── Input for this task ──

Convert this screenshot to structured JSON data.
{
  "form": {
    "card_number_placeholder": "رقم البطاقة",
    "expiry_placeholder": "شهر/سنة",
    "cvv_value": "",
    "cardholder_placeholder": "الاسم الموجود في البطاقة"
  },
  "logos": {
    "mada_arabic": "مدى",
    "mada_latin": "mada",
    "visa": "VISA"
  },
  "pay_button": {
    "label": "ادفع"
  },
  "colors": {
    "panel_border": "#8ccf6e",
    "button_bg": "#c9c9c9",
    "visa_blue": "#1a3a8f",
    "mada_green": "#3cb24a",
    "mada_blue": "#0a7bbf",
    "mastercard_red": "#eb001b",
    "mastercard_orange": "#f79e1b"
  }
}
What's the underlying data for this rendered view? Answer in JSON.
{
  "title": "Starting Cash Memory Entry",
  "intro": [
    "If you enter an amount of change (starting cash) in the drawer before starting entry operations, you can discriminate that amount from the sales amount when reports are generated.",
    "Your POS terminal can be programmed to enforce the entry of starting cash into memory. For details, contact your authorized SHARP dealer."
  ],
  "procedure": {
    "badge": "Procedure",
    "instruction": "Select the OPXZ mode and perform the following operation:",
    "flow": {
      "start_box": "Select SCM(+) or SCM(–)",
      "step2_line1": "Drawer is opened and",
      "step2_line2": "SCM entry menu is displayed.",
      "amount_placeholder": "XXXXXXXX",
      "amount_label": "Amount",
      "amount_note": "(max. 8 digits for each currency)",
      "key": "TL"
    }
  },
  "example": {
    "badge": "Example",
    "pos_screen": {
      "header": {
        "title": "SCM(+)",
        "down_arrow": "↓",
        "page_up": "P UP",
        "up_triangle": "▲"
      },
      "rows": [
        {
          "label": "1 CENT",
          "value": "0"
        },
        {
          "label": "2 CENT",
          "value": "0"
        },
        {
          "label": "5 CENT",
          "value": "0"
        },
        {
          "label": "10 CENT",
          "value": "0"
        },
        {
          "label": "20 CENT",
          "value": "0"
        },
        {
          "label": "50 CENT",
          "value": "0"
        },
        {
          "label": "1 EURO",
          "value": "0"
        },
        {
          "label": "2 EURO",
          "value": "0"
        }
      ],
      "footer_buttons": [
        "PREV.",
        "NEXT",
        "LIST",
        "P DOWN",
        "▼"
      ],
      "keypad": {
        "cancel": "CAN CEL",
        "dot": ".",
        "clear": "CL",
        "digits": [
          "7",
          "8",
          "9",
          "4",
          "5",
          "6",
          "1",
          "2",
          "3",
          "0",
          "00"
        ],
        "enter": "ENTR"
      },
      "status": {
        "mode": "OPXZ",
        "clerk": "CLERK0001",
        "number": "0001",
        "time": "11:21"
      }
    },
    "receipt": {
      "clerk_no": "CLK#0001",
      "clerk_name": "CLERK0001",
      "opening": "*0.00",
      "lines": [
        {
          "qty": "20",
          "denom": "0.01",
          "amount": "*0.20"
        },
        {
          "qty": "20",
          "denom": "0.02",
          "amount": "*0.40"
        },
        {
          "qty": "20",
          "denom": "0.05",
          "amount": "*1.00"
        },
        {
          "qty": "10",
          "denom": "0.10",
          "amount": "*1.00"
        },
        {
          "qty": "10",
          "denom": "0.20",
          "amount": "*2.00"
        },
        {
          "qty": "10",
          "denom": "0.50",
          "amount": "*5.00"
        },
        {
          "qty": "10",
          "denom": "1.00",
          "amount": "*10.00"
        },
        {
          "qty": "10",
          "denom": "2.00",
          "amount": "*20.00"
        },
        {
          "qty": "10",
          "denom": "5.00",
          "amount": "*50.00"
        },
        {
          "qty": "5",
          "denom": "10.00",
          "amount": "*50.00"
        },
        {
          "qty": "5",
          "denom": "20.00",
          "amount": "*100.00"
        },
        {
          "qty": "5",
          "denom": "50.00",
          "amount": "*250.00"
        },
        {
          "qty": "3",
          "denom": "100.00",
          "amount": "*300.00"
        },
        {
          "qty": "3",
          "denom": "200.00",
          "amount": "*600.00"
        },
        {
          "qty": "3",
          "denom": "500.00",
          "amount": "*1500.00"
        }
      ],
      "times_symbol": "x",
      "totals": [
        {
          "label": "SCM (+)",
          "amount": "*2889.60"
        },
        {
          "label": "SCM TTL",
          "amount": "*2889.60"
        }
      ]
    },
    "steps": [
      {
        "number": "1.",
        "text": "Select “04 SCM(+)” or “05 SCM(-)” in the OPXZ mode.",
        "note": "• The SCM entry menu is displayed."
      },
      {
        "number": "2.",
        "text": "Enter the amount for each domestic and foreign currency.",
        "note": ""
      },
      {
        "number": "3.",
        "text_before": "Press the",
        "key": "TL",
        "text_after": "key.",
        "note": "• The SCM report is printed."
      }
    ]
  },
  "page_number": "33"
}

───

◆ Your objective
Write every entry out again exactly.

◆ Result for this task
Convert this screenshot to structured JSON data.
{
  "form": {
    "card_number_placeholder": "رقم البطاقة",
    "expiry_placeholder": "شهر/سنة",
    "cvv_value": "",
    "cardholder_placeholder": "الاسم الموجود في البطاقة"
  },
  "logos": {
    "mada_arabic": "مدى",
    "mada_latin": "mada",
    "visa": "VISA"
  },
  "pay_button": {
    "label": "ادفع"
  },
  "colors": {
    "panel_border": "#8ccf6e",
    "button_bg": "#c9c9c9",
    "visa_blue": "#1a3a8f",
    "mada_green": "#3cb24a",
    "mada_blue": "#0a7bbf",
    "mastercard_red": "#eb001b",
    "mastercard_orange": "#f79e1b"
  }
}
What's the underlying data for this rendered view? Answer in JSON.
{
  "title": "Starting Cash Memory Entry",
  "intro": [
    "If you enter an amount of change (starting cash) in the drawer before starting entry operations, you can discriminate that amount from the sales amount when reports are generated.",
    "Your POS terminal can be programmed to enforce the entry of starting cash into memory. For details, contact your authorized SHARP dealer."
  ],
  "procedure": {
    "badge": "Procedure",
    "instruction": "Select the OPXZ mode and perform the following operation:",
    "flow": {
      "start_box": "Select SCM(+) or SCM(–)",
      "step2_line1": "Drawer is opened and",
      "step2_line2": "SCM entry menu is displayed.",
      "amount_placeholder": "XXXXXXXX",
      "amount_label": "Amount",
      "amount_note": "(max. 8 digits for each currency)",
      "key": "TL"
    }
  },
  "example": {
    "badge": "Example",
    "pos_screen": {
      "header": {
        "title": "SCM(+)",
        "down_arrow": "↓",
        "page_up": "P UP",
        "up_triangle": "▲"
      },
      "rows": [
        {
          "label": "1 CENT",
          "value": "0"
        },
        {
          "label": "2 CENT",
          "value": "0"
        },
        {
          "label": "5 CENT",
          "value": "0"
        },
        {
          "label": "10 CENT",
          "value": "0"
        },
        {
          "label": "20 CENT",
          "value": "0"
        },
        {
          "label": "50 CENT",
          "value": "0"
        },
        {
          "label": "1 EURO",
          "value": "0"
        },
        {
          "label": "2 EURO",
          "value": "0"
        }
      ],
      "footer_buttons": [
        "PREV.",
        "NEXT",
        "LIST",
        "P DOWN",
        "▼"
      ],
      "keypad": {
        "cancel": "CAN CEL",
        "dot": ".",
        "clear": "CL",
        "digits": [
          "7",
          "8",
          "9",
          "4",
          "5",
          "6",
          "1",
          "2",
          "3",
          "0",
          "00"
        ],
        "enter": "ENTR"
      },
      "status": {
        "mode": "OPXZ",
        "clerk": "CLERK0001",
        "number": "0001",
        "time": "11:21"
      }
    },
    "receipt": {
      "clerk_no": "CLK#0001",
      "clerk_name": "CLERK0001",
      "opening": "*0.00",
      "lines": [
        {
          "qty": "20",
          "denom": "0.01",
          "amount": "*0.20"
        },
        {
          "qty": "20",
          "denom": "0.02",
          "amount": "*0.40"
        },
        {
          "qty": "20",
          "denom": "0.05",
          "amount": "*1.00"
        },
        {
          "qty": "10",
          "denom": "0.10",
          "amount": "*1.00"
        },
        {
          "qty": "10",
          "denom": "0.20",
          "amount": "*2.00"
        },
        {
          "qty": "10",
          "denom": "0.50",
          "amount": "*5.00"
        },
        {
          "qty": "10",
          "denom": "1.00",
          "amount": "*10.00"
        },
        {
          "qty": "10",
          "denom": "2.00",
          "amount": "*20.00"
        },
        {
          "qty": "10",
          "denom": "5.00",
          "amount": "*50.00"
        },
        {
          "qty": "5",
          "denom": "10.00",
          "amount": "*50.00"
        },
        {
          "qty": "5",
          "denom": "20.00",
          "amount": "*100.00"
        },
        {
          "qty": "5",
          "denom": "50.00",
          "amount": "*250.00"
        },
        {
          "qty": "3",
          "denom": "100.00",
          "amount": "*300.00"
        },
        {
          "qty": "3",
          "denom": "200.00",
          "amount": "*600.00"
        },
        {
          "qty": "3",
          "denom": "500.00",
          "amount": "*1500.00"
        }
      ],
      "times_symbol": "x",
      "totals": [
        {
          "label": "SCM (+)",
          "amount": "*2889.60"
        },
        {
          "label": "SCM TTL",
          "amount": "*2889.60"
        }
      ]
    },
    "steps": [
      {
        "number": "1.",
        "text": "Select “04 SCM(+)” or “05 SCM(-)” in the OPXZ mode.",
        "note": "• The SCM entry menu is displayed."
      },
      {
        "number": "2.",
        "text": "Enter the amount for each domestic and foreign currency.",
        "note": ""
      },
      {
        "number": "3.",
        "text_before": "Press the",
        "key": "TL",
        "text_after": "key.",
        "note": "• The SCM report is printed."
      }
    ]
  },
  "page_number": "33"
}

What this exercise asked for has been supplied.